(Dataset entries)
━━━━━━━━━━━━━━━━━━━━━━━━━━━━━━

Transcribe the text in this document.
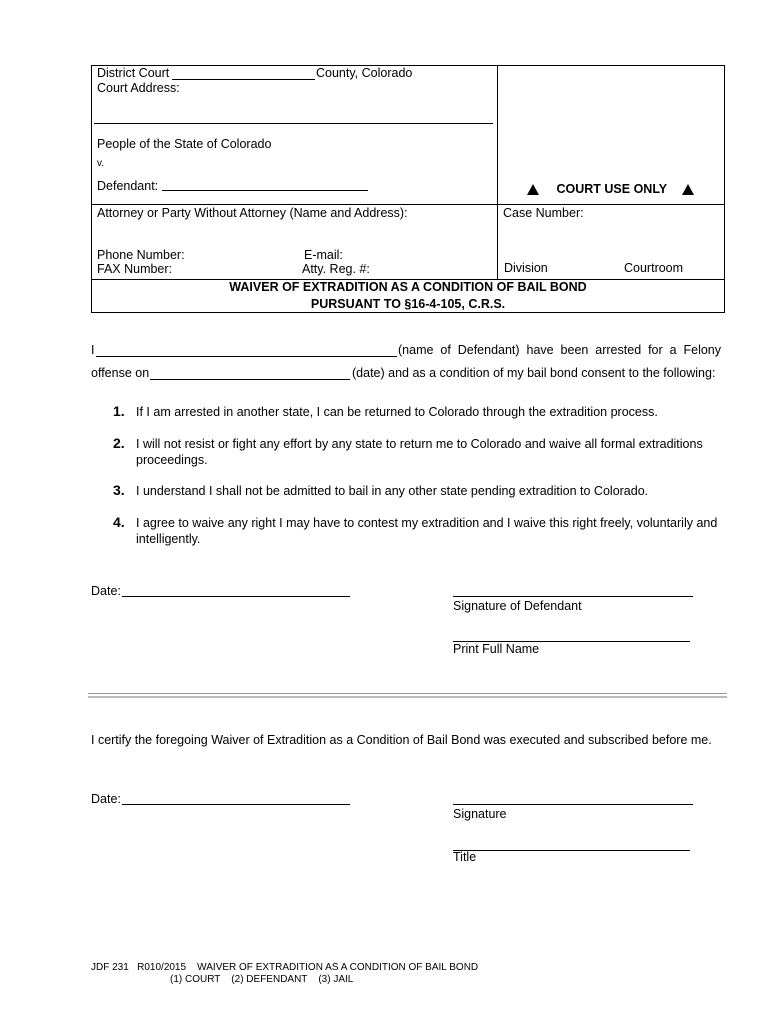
District Court	County, Colorado
Court Address:
People of the State of Colorado
v.
Defendant:	COURT USE ONLY
Attorney or Party Without Attorney (Name and Address):
Phone Number:	E-mail:
FAX Number:	Atty. Reg. #:
Case Number:
Division	Courtroom
WAIVER OF EXTRADITION AS A CONDITION OF BAIL BOND
PURSUANT TO §16-4-105, C.R.S.
I	(name of Defendant) have been arrested for a Felony
offense on	(date) and as a condition of my bail bond consent to the following:
1. If I am arrested in another state, I can be returned to Colorado through the extradition process.
2. I will not resist or fight any effort by any state to return me to Colorado and waive all formal extraditions proceedings.
3. I understand I shall not be admitted to bail in any other state pending extradition to Colorado.
4. I agree to waive any right I may have to contest my extradition and I waive this right freely, voluntarily and intelligently.
Date:
Signature of Defendant
Print Full Name
I certify the foregoing Waiver of Extradition as a Condition of Bail Bond was executed and subscribed before me.
Date:
Signature
Title
JDF 231   R010/2015    WAIVER OF EXTRADITION AS A CONDITION OF BAIL BOND
(1) COURT    (2) DEFENDANT    (3) JAIL
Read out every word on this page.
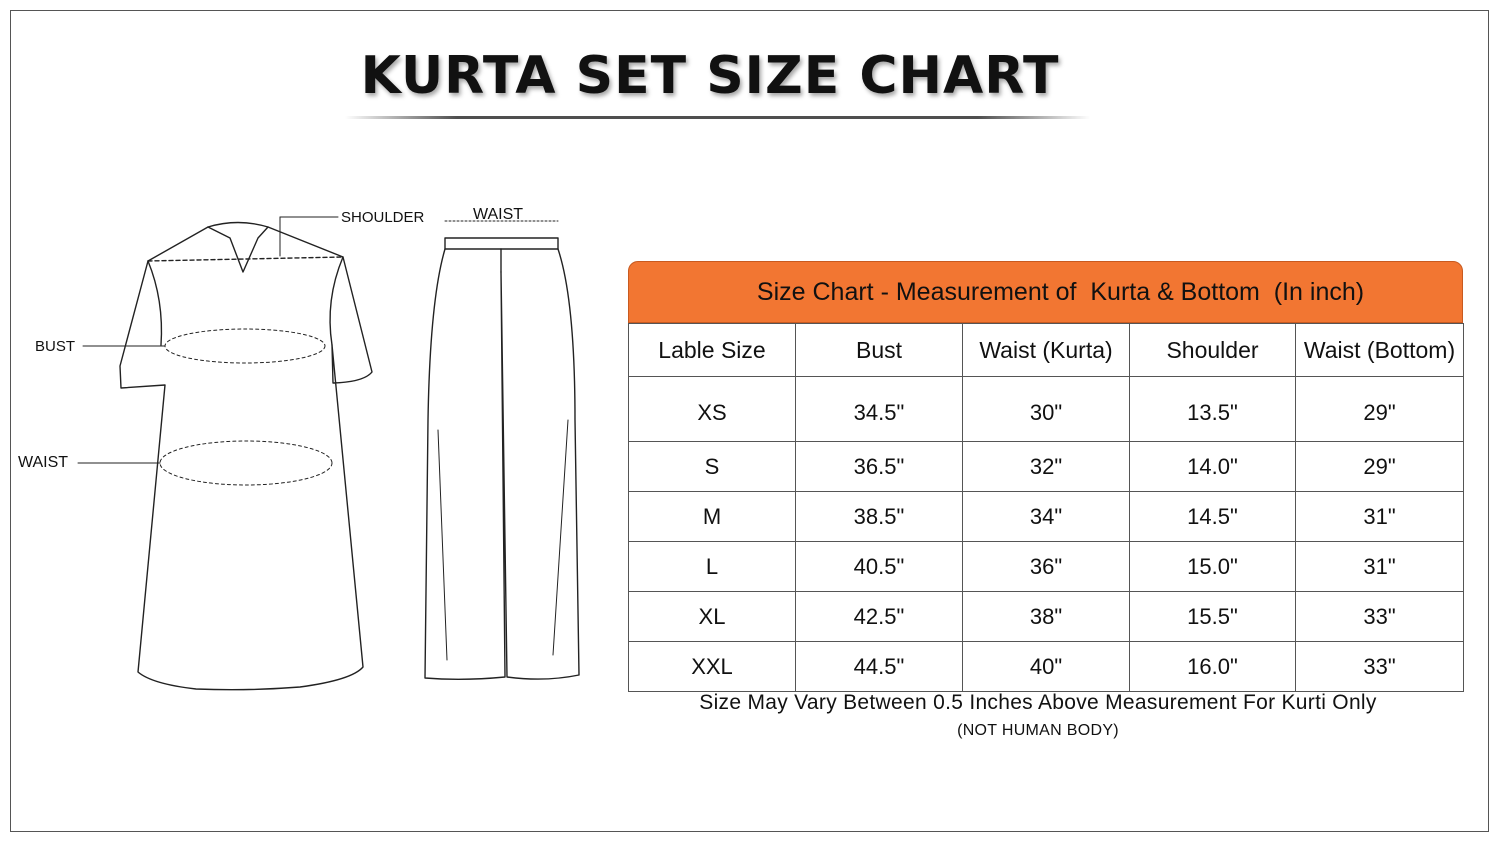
KURTA SET SIZE CHART
SHOULDER	WAIST
BUST
WAIST
Size Chart - Measurement of  Kurta & Bottom  (In inch)
Lable Size	Bust	Waist (Kurta)	Shoulder	Waist (Bottom)
XS	34.5"	30"	13.5"	29"
S	36.5"	32"	14.0"	29"
M	38.5"	34"	14.5"	31"
L	40.5"	36"	15.0"	31"
XL	42.5"	38"	15.5"	33"
XXL	44.5"	40"	16.0"	33"
Size May Vary Between 0.5 Inches Above Measurement For Kurti Only
(NOT HUMAN BODY)
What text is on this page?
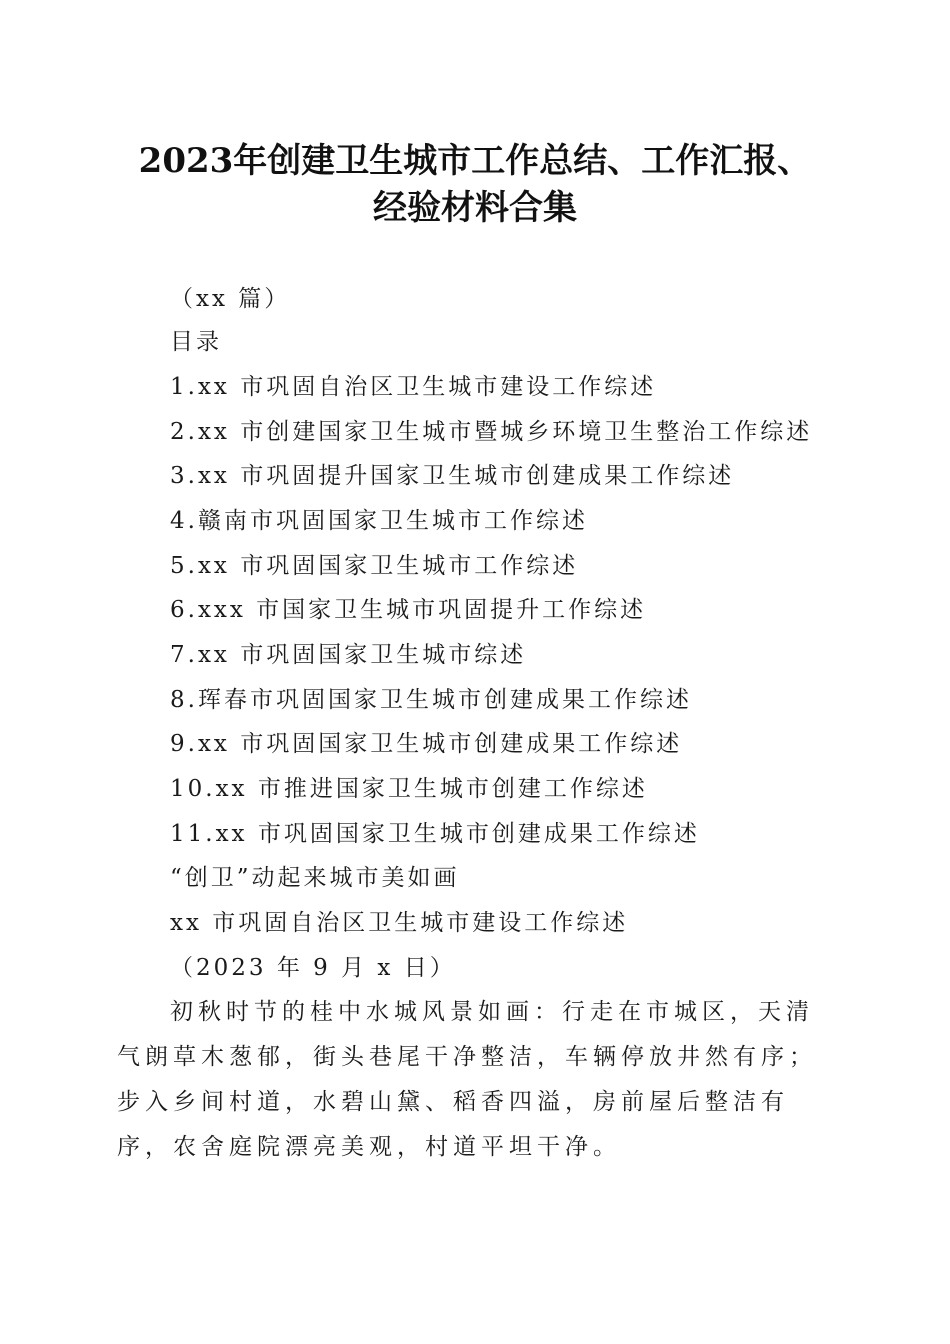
2023年创建卫生城市工作总结、工作汇报、
经验材料合集
（xx 篇）
目录
1.xx 市巩固自治区卫生城市建设工作综述
2.xx 市创建国家卫生城市暨城乡环境卫生整治工作综述
3.xx 市巩固提升国家卫生城市创建成果工作综述
4.赣南市巩固国家卫生城市工作综述
5.xx 市巩固国家卫生城市工作综述
6.xxx 市国家卫生城市巩固提升工作综述
7.xx 市巩固国家卫生城市综述
8.珲春市巩固国家卫生城市创建成果工作综述
9.xx 市巩固国家卫生城市创建成果工作综述
10.xx 市推进国家卫生城市创建工作综述
11.xx 市巩固国家卫生城市创建成果工作综述
“创卫”动起来城市美如画
xx 市巩固自治区卫生城市建设工作综述
（2023 年 9 月 x 日）
初秋时节的桂中水城风景如画：行走在市城区，天清气朗草木葱郁，街头巷尾干净整洁，车辆停放井然有序；步入乡间村道，水碧山黛、稻香四溢，房前屋后整洁有序，农舍庭院漂亮美观，村道平坦干净。
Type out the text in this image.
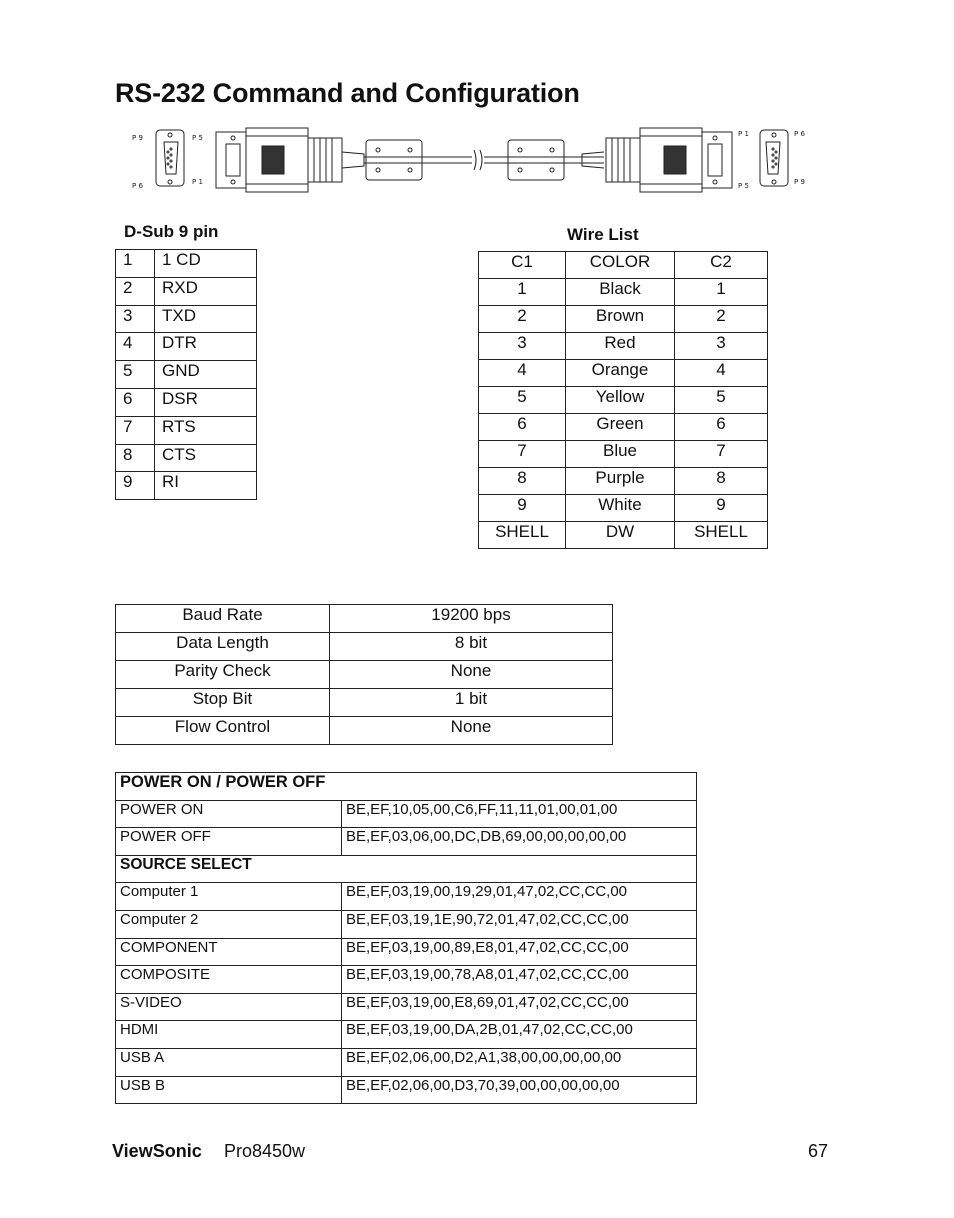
RS-232 Command and Configuration
P 9	P 5
P 6	P 1
P 1	P 6
P 5	P 9
D-Sub 9 pin
1	1 CD
2	RXD
3	TXD
4	DTR
5	GND
6	DSR
7	RTS
8	CTS
9	RI
Wire List
C1	COLOR	C2
1	Black	1
2	Brown	2
3	Red	3
4	Orange	4
5	Yellow	5
6	Green	6
7	Blue	7
8	Purple	8
9	White	9
SHELL	DW	SHELL
Baud Rate	19200 bps
Data Length	8 bit
Parity Check	None
Stop Bit	1 bit
Flow Control	None
POWER ON / POWER OFF	
POWER ON	BE,EF,10,05,00,C6,FF,11,11,01,00,01,00
POWER OFF	BE,EF,03,06,00,DC,DB,69,00,00,00,00,00
SOURCE SELECT	
Computer 1	BE,EF,03,19,00,19,29,01,47,02,CC,CC,00
Computer 2	BE,EF,03,19,1E,90,72,01,47,02,CC,CC,00
COMPONENT	BE,EF,03,19,00,89,E8,01,47,02,CC,CC,00
COMPOSITE	BE,EF,03,19,00,78,A8,01,47,02,CC,CC,00
S-VIDEO	BE,EF,03,19,00,E8,69,01,47,02,CC,CC,00
HDMI	BE,EF,03,19,00,DA,2B,01,47,02,CC,CC,00
USB A	BE,EF,02,06,00,D2,A1,38,00,00,00,00,00
USB B	BE,EF,02,06,00,D3,70,39,00,00,00,00,00
ViewSonic Pro8450w	67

━━━━━━━━━━━━━━━━━━━━━━━━━━━━━━

Leave out the pictures and copy every record above exactly.

Transcribe the text in this document.
District Court	County, Colorado
Court Address:
People of the State of Colorado
v.
Defendant:	COURT USE ONLY
Attorney or Party Without Attorney (Name and Address):
Phone Number:	E-mail:
FAX Number:	Atty. Reg. #:
Case Number:
Division	Courtroom
WAIVER OF EXTRADITION AS A CONDITION OF BAIL BOND
PURSUANT TO §16-4-105, C.R.S.
I	(name of Defendant) have been arrested for a Felony
offense on	(date) and as a condition of my bail bond consent to the following:
1. If I am arrested in another state, I can be returned to Colorado through the extradition process.
2. I will not resist or fight any effort by any state to return me to Colorado and waive all formal extraditions proceedings.
3. I understand I shall not be admitted to bail in any other state pending extradition to Colorado.
4. I agree to waive any right I may have to contest my extradition and I waive this right freely, voluntarily and intelligently.
Date:
Signature of Defendant
Print Full Name
I certify the foregoing Waiver of Extradition as a Condition of Bail Bond was executed and subscribed before me.
Date:
Signature
Title
JDF 231   R010/2015    WAIVER OF EXTRADITION AS A CONDITION OF BAIL BOND
(1) COURT    (2) DEFENDANT    (3) JAIL
Read out every word on this page.
KURTA SET SIZE CHART
SHOULDER	WAIST
BUST
WAIST
Size Chart - Measurement of  Kurta & Bottom  (In inch)
Lable Size	Bust	Waist (Kurta)	Shoulder	Waist (Bottom)
XS	34.5"	30"	13.5"	29"
S	36.5"	32"	14.0"	29"
M	38.5"	34"	14.5"	31"
L	40.5"	36"	15.0"	31"
XL	42.5"	38"	15.5"	33"
XXL	44.5"	40"	16.0"	33"
Size May Vary Between 0.5 Inches Above Measurement For Kurti Only
(NOT HUMAN BODY)
What text is on this page?
2023年创建卫生城市工作总结、工作汇报、
经验材料合集
（xx 篇）
目录
1.xx 市巩固自治区卫生城市建设工作综述
2.xx 市创建国家卫生城市暨城乡环境卫生整治工作综述
3.xx 市巩固提升国家卫生城市创建成果工作综述
4.赣南市巩固国家卫生城市工作综述
5.xx 市巩固国家卫生城市工作综述
6.xxx 市国家卫生城市巩固提升工作综述
7.xx 市巩固国家卫生城市综述
8.珲春市巩固国家卫生城市创建成果工作综述
9.xx 市巩固国家卫生城市创建成果工作综述
10.xx 市推进国家卫生城市创建工作综述
11.xx 市巩固国家卫生城市创建成果工作综述
“创卫”动起来城市美如画
xx 市巩固自治区卫生城市建设工作综述
（2023 年 9 月 x 日）
初秋时节的桂中水城风景如画：行走在市城区，天清气朗草木葱郁，街头巷尾干净整洁，车辆停放井然有序；步入乡间村道，水碧山黛、稻香四溢，房前屋后整洁有序，农舍庭院漂亮美观，村道平坦干净。
Type out the text in this image.
RS-232 Command and Configuration
P 9	P 5
P 6	P 1
P 1	P 6
P 5	P 9
D-Sub 9 pin
1	1 CD
2	RXD
3	TXD
4	DTR
5	GND
6	DSR
7	RTS
8	CTS
9	RI
Wire List
C1	COLOR	C2
1	Black	1
2	Brown	2
3	Red	3
4	Orange	4
5	Yellow	5
6	Green	6
7	Blue	7
8	Purple	8
9	White	9
SHELL	DW	SHELL
Baud Rate	19200 bps
Data Length	8 bit
Parity Check	None
Stop Bit	1 bit
Flow Control	None
POWER ON / POWER OFF	
POWER ON	BE,EF,10,05,00,C6,FF,11,11,01,00,01,00
POWER OFF	BE,EF,03,06,00,DC,DB,69,00,00,00,00,00
SOURCE SELECT	
Computer 1	BE,EF,03,19,00,19,29,01,47,02,CC,CC,00
Computer 2	BE,EF,03,19,1E,90,72,01,47,02,CC,CC,00
COMPONENT	BE,EF,03,19,00,89,E8,01,47,02,CC,CC,00
COMPOSITE	BE,EF,03,19,00,78,A8,01,47,02,CC,CC,00
S-VIDEO	BE,EF,03,19,00,E8,69,01,47,02,CC,CC,00
HDMI	BE,EF,03,19,00,DA,2B,01,47,02,CC,CC,00
USB A	BE,EF,02,06,00,D2,A1,38,00,00,00,00,00
USB B	BE,EF,02,06,00,D3,70,39,00,00,00,00,00
ViewSonic Pro8450w	67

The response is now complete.